Work to do:
Go through the listing below and gather every line with the word "text".

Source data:
>> begin

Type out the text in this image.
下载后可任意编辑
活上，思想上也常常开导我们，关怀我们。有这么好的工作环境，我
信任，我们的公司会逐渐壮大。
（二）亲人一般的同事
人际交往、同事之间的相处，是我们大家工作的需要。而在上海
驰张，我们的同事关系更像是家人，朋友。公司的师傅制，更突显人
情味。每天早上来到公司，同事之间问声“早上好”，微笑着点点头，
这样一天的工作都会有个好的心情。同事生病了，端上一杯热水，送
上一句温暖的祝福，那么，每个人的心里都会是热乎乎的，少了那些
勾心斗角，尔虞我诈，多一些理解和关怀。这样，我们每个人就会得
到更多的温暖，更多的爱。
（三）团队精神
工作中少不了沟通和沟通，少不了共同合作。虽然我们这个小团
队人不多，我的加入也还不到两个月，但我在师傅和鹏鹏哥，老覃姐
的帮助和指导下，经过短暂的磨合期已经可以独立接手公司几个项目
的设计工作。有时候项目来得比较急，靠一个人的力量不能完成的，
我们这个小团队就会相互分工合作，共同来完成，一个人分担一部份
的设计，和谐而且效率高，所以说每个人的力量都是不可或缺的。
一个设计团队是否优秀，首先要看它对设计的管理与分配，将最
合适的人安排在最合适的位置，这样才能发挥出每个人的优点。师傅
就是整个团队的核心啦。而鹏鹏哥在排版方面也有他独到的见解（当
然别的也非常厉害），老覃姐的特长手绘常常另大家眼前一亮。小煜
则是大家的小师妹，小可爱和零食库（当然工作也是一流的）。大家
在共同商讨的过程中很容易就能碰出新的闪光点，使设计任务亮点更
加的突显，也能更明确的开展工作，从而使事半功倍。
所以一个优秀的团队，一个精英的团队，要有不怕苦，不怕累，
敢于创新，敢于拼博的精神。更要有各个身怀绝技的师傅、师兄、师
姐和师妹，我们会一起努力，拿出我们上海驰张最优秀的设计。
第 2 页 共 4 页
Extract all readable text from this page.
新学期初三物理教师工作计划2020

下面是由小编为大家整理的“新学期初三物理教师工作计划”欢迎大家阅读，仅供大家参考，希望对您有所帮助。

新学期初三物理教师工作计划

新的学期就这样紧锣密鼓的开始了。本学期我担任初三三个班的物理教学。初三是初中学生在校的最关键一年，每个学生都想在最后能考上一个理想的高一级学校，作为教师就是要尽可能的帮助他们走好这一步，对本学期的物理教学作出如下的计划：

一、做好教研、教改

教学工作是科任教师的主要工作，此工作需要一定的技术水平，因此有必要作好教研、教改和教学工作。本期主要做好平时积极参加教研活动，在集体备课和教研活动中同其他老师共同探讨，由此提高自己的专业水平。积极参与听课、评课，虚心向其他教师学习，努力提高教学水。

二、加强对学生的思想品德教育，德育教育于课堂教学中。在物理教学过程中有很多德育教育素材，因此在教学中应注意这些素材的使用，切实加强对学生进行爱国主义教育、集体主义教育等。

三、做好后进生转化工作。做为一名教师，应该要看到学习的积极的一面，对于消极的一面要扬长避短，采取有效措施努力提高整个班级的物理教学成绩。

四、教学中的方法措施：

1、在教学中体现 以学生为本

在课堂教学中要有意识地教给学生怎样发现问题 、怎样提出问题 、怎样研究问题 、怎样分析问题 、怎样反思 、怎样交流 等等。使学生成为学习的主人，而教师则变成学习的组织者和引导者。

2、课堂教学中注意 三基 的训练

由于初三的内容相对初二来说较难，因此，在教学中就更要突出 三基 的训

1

>> end
>> begin

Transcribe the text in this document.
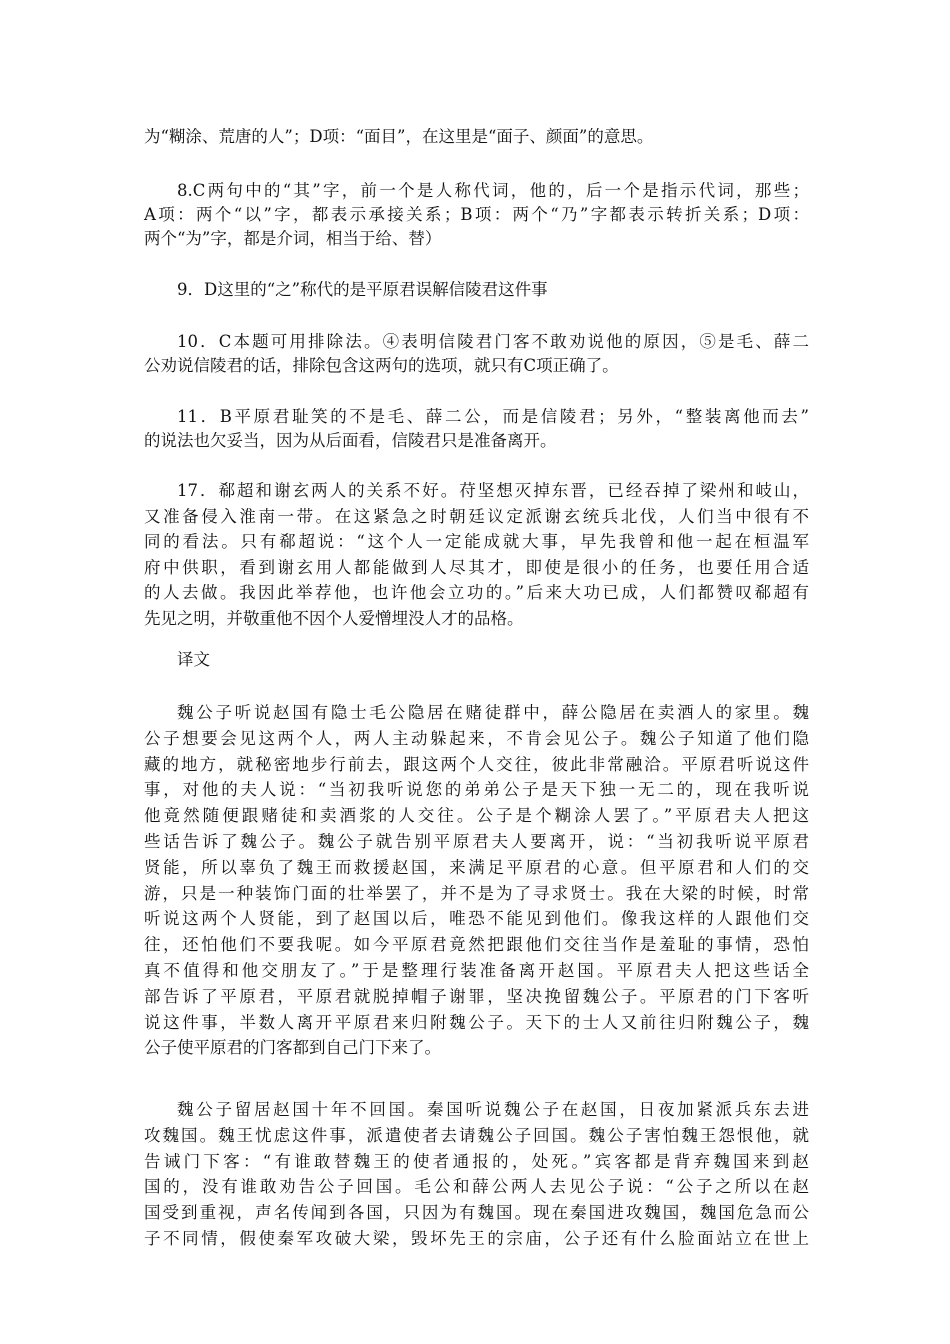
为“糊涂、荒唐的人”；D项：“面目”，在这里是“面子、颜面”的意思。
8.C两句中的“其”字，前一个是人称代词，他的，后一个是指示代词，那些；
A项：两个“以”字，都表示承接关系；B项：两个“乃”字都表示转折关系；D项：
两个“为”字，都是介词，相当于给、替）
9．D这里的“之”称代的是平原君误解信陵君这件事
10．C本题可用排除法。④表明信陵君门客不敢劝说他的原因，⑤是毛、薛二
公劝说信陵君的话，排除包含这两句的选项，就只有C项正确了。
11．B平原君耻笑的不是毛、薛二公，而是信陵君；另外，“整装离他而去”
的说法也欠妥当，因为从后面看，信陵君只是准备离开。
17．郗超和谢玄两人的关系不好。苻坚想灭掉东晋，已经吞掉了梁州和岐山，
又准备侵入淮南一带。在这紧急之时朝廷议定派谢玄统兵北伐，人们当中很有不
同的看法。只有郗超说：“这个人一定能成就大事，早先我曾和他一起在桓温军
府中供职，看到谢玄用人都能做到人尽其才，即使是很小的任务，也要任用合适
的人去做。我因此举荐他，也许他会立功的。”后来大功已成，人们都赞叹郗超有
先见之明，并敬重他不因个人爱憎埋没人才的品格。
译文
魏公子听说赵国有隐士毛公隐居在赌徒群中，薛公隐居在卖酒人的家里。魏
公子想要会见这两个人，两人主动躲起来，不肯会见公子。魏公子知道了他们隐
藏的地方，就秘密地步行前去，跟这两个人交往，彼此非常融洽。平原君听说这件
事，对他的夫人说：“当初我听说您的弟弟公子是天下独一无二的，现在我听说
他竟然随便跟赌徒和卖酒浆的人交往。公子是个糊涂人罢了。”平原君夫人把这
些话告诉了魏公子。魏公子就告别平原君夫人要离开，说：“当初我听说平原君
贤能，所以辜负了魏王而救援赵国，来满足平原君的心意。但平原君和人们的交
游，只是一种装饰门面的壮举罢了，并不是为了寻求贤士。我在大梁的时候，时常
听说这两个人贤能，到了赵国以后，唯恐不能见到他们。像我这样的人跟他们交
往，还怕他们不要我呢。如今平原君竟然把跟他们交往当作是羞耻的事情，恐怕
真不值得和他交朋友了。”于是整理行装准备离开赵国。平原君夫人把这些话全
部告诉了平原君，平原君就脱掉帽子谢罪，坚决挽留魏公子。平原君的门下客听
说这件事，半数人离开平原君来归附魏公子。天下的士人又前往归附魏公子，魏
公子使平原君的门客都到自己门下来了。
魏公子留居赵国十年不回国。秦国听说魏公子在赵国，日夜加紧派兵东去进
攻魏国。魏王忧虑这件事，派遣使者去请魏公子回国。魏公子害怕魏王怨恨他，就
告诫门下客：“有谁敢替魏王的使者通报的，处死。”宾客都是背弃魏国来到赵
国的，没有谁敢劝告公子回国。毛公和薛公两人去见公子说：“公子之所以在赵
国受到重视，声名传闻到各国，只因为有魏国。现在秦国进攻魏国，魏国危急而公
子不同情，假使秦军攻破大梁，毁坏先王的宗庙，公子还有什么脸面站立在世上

>> end

Expected answer:
Type out the text in this image.
Extract all readable text from this page.
Transcribe the text in this document.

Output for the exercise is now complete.